* [Work required]:
All the data should come back exactly as it was given.

Stored dataset items:
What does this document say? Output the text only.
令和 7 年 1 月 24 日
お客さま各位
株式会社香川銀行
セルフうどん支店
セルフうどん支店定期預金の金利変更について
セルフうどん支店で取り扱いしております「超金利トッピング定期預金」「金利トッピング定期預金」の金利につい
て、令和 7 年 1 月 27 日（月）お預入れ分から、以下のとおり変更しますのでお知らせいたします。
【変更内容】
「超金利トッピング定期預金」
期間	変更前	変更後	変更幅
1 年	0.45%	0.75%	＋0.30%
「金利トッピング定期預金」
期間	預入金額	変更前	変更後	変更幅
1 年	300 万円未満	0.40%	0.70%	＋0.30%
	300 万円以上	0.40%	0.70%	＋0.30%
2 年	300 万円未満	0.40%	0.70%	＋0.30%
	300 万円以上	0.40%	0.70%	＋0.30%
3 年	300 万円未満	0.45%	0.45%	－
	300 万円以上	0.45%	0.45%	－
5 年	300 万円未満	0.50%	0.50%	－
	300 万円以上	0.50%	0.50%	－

* [Expected answer]:
What does this document say? Output the text only.
令和 7 年 1 月 24 日
お客さま各位
株式会社香川銀行
セルフうどん支店
セルフうどん支店定期預金の金利変更について
セルフうどん支店で取り扱いしております「超金利トッピング定期預金」「金利トッピング定期預金」の金利につい
て、令和 7 年 1 月 27 日（月）お預入れ分から、以下のとおり変更しますのでお知らせいたします。
【変更内容】
「超金利トッピング定期預金」
期間	変更前	変更後	変更幅
1 年	0.45%	0.75%	＋0.30%
「金利トッピング定期預金」
期間	預入金額	変更前	変更後	変更幅
1 年	300 万円未満	0.40%	0.70%	＋0.30%
	300 万円以上	0.40%	0.70%	＋0.30%
2 年	300 万円未満	0.40%	0.70%	＋0.30%
	300 万円以上	0.40%	0.70%	＋0.30%
3 年	300 万円未満	0.45%	0.45%	－
	300 万円以上	0.45%	0.45%	－
5 年	300 万円未満	0.50%	0.50%	－
	300 万円以上	0.50%	0.50%	－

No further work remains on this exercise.